━━━ DOCUMENT EXTRACT
In [0]:
import os, sys

In [0]:
from IPython.parallel import Client

In [0]:
rc = Client(profile="sge")
dview = rc[:]
lview = rc.load_balanced_view()

In [0]:
len(dview)

In [0]:
file_dir = "/home/cfriedline/eckertlab/gypsy_indiv/masked"
if not os.path.exists(file_dir):
    os.mkdir(file_dir)
os.chdir(file_dir)

In [0]:
proc_files = ['/gpfs_fs/home/eckertlab/gypsy_indiv/HiSeq_140425/lane1_Undetermined_L001_R1_001.fastq_masked_34.fastq_dropped_0.50.fastq',
             '/gpfs_fs/home/eckertlab/gypsy_indiv/HiSeq_140425/lane2_Undetermined_L002_R1_001.fastq_masked_34.fastq_dropped_0.50.fastq']

In [0]:
proc_files

In [0]:
!mkdir I1
!mkdir I3

In [0]:
ls

In [0]:
!cp /home/cfriedline/ipynb/gypsy_moth/barcodes_i1.txt I1/barcodes
!cp /home/cfriedline/ipynb/gypsy_moth/barcodes_i3.txt I3/barcodes

In [0]:
def format_fastq_tuple(title, seq, qual):
    assert len(seq) == len(qual)
    return "@%s\n%s\n+\n%s\n" % (title, seq, qual)

def get_writers(barcodes):
    import tempfile
    from collections import defaultdict
    w = defaultdict()
    for b, name in list(barcodes.items()):
        w[b] = [name, tempfile.NamedTemporaryFile(delete=False)]
    return w

def get_barcodes(f):
    from collections import defaultdict
    import os
    bcs = defaultdict()
    bc_lens = set()
    b = os.path.join(os.path.dirname(f), "barcodes")
    print(b)
    h = open(b)
    h.readline()
    for line in h:
        line = line.strip()
        data = line.split("\t")
        if len(data) > 1: #skip blank lines
            if "," in data[0]:
                data[0] = data[0].replace(" ", "").replace(",", "-")
            bc = data[4].upper().replace("CTCTTTCCCTACACGACGCTCTTCCGATCT", "")[:-1]
            bc_lens.add(len(bc))
            bcs[bc] = data[1] + "_" + data[0]        
    return bcs, bc_lens    

def check_barcodes(barcodes):
    for i in list(barcodes.keys()):
        for j in list(barcodes.keys()):
            if i != j:
                assert not j.startswith(i)
                
def copy_file(src, dst):
    import shutil
    shutil.copy(src, dst)
                
def demult(f):
    print(f)
    import socket, stopwatch, os
    from Bio.SeqIO.QualityIO import FastqGeneralIterator
    from multiprocessing import Pool
    from collections import defaultdict
    hostname = socket.gethostname()
    timer = stopwatch.Timer()
    out_dir = os.path.dirname(f)
    barcodes, barcode_lens = get_barcodes(f)
    check_barcodes(barcodes)
    writers = get_writers(barcodes)
    count = 0
    found = defaultdict(int)
━━━━━━
━━━ EXCERPTED DATA
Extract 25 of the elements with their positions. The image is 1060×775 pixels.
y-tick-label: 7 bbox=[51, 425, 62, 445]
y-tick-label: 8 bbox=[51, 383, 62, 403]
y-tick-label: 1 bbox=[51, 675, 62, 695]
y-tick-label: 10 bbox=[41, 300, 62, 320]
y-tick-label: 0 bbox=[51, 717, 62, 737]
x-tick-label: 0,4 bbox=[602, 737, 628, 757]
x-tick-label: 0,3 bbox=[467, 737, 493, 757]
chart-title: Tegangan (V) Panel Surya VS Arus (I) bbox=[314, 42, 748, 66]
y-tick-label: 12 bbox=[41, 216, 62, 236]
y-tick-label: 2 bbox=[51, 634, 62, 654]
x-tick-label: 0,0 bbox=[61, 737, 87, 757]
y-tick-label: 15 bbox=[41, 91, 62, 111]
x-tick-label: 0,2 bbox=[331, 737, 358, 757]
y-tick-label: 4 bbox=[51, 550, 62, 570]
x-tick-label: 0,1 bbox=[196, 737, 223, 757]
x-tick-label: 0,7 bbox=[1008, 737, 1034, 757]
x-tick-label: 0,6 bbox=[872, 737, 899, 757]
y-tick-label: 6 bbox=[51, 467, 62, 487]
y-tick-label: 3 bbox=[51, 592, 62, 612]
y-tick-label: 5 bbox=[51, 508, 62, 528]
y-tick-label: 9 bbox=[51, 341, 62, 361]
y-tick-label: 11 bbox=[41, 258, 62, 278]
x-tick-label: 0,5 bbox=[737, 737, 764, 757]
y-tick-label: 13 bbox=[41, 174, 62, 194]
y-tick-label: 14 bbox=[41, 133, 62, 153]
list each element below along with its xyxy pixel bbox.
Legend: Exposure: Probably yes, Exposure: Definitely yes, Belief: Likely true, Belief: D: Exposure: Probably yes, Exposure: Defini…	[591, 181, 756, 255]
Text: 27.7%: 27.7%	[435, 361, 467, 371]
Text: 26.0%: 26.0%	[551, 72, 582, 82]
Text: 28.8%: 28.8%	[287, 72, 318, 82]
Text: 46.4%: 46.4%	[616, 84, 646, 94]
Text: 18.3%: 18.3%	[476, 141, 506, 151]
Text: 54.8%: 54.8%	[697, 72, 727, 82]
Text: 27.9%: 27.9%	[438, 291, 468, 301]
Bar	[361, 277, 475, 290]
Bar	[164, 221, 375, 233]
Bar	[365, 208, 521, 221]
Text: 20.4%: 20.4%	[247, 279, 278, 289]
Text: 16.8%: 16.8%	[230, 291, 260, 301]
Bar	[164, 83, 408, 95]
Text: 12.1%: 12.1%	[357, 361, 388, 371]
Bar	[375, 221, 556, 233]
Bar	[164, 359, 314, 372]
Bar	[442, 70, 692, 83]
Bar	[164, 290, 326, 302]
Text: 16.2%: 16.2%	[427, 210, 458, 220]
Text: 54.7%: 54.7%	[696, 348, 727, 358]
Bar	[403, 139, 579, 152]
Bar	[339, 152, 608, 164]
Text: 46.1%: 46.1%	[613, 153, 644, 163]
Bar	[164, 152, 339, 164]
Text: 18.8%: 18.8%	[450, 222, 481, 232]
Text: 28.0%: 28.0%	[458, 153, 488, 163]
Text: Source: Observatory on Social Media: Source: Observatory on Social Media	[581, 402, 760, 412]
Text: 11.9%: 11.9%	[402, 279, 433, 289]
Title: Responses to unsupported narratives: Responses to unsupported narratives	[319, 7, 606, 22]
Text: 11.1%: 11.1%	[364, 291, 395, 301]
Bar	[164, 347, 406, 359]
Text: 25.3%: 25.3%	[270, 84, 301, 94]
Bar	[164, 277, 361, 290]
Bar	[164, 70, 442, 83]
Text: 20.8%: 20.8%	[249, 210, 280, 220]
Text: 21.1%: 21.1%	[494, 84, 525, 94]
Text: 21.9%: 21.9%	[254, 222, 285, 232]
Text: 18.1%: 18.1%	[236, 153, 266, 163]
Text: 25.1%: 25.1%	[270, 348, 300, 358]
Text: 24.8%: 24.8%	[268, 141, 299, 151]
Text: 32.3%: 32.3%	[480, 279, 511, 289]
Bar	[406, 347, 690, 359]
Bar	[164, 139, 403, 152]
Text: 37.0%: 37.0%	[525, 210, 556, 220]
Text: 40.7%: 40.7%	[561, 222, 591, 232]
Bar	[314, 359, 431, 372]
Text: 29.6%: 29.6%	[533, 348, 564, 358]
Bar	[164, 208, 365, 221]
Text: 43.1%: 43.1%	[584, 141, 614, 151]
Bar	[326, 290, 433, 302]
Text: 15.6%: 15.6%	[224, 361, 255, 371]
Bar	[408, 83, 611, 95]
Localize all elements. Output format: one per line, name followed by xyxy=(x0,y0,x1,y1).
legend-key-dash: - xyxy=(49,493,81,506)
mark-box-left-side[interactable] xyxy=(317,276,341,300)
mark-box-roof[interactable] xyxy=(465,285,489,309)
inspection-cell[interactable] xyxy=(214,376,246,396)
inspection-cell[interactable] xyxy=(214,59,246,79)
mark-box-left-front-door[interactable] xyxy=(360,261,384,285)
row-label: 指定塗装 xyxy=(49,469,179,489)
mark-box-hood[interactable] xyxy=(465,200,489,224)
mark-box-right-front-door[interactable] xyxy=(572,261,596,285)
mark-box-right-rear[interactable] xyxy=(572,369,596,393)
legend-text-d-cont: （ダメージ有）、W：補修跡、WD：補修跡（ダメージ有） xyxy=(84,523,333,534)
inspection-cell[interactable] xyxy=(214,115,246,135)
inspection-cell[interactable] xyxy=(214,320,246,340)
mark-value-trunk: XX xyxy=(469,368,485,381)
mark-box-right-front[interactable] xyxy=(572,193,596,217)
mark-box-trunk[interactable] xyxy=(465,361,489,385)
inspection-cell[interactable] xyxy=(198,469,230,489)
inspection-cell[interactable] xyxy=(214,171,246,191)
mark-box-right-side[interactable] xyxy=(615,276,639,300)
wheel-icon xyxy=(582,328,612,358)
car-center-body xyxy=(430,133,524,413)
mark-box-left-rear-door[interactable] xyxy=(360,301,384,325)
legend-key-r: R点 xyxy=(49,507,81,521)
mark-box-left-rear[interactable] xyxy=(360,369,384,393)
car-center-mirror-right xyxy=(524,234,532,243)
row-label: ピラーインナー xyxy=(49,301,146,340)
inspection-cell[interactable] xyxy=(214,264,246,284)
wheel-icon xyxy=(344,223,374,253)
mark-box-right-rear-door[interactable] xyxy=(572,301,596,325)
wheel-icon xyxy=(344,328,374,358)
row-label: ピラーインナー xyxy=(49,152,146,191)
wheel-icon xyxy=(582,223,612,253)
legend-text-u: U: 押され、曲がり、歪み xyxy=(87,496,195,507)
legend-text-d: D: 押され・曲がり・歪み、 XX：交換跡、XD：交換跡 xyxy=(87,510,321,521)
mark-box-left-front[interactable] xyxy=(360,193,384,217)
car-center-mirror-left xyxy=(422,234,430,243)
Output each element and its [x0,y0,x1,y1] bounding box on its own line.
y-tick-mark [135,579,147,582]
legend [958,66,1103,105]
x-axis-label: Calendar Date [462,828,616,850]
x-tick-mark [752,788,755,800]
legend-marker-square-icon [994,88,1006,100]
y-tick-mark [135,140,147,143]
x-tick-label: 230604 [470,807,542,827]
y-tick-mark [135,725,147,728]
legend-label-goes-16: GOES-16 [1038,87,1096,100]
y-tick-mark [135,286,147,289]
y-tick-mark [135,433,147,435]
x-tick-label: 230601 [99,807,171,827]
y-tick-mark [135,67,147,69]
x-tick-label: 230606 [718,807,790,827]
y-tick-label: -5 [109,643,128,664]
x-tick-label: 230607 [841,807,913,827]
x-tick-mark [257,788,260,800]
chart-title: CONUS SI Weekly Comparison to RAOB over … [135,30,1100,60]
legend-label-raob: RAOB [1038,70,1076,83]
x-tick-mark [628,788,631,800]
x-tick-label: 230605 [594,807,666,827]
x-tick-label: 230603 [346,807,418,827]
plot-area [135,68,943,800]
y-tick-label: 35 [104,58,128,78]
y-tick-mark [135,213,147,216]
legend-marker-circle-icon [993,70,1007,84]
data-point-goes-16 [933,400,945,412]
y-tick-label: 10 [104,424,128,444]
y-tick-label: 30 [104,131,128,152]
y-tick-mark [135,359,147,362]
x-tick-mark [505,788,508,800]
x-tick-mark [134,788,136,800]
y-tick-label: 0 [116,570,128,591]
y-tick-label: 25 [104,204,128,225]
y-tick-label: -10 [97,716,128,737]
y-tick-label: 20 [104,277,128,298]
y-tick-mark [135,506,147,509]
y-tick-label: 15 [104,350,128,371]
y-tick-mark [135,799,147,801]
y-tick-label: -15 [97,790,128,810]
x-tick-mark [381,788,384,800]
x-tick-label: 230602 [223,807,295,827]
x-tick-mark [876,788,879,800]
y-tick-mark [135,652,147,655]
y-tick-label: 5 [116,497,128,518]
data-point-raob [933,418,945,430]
━━━━━━
#### [SET EXERCISE]
Resume the Python notebook on splitting FASTQ files by barcode, starting right after its last line.

#### [THE RESULT]
    for title, seq, qual in FastqGeneralIterator(open(f)):
        for l in barcode_lens: 
            bc = seq[0:l]
            if bc in barcodes:
                found[bc] += 1
                w = writers[bc][1]
                w.write(format_fastq_tuple(title, seq[l:], qual[l:]))
                break
            
        count += 1
            
        if count % 10000 == 0:
            print(hostname, f, count)
            
    print(hostname, f, "copying tmp files")
    
    pool = Pool()
    out_files = []
    for k, v in list(writers.items()):
        v[1].close()
        if k in found:
            copy_timer = stopwatch.Timer()
            out_file = os.path.join(out_dir, "%s_%s.fastq" % (v[0], k))
            out_files.append(out_file)
            pool.apply_async(copy_file, (v[1].name, out_file))
            copy_timer.stop()
    pool.close()
    pool.join()
    for k, v in list(writers.items()):
        os.remove(v[1].name)
    timer.stop()
    print(timer.elapsed, out_files)

dview['format_fastq_tuple'] = format_fastq_tuple
dview['demult'] = demult
dview['check_barcodes'] = check_barcodes
dview['get_writers'] = get_writers
dview['get_barcodes'] = get_barcodes
dview['copy_file'] = copy_file

In [0]:
file_dir

In [0]:
for f in proc_files:
    if 'lane1' in f:
        !cp {f} {os.path.join(file_dir, "I1")}
    else:
        !cp {f} {os.path.join(file_dir, "I3")}

In [0]:
pwd

In [0]:
proc_files = ! find . | grep '.fastq$'

In [0]:
proc_files = [os.path.abspath(x) for x in proc_files]
proc_files

In [0]:
demult_jobs = []
for f in proc_files:
    print(f)
    demult_jobs.append(lview.apply_async(demult, f))

In [0]:
for r in demult_jobs:
    print(r.stdout.split("\n")[-2:])

In [0]:
fastq_files = !ls I1/*.fastq | grep -v lane
fastq_files2 = !ls I3/*.fastq | grep -v lane
fastq_files.extend(fastq_files2)
fastq_files = [os.path.abspath(x) for x in fastq_files]
len(fastq_files)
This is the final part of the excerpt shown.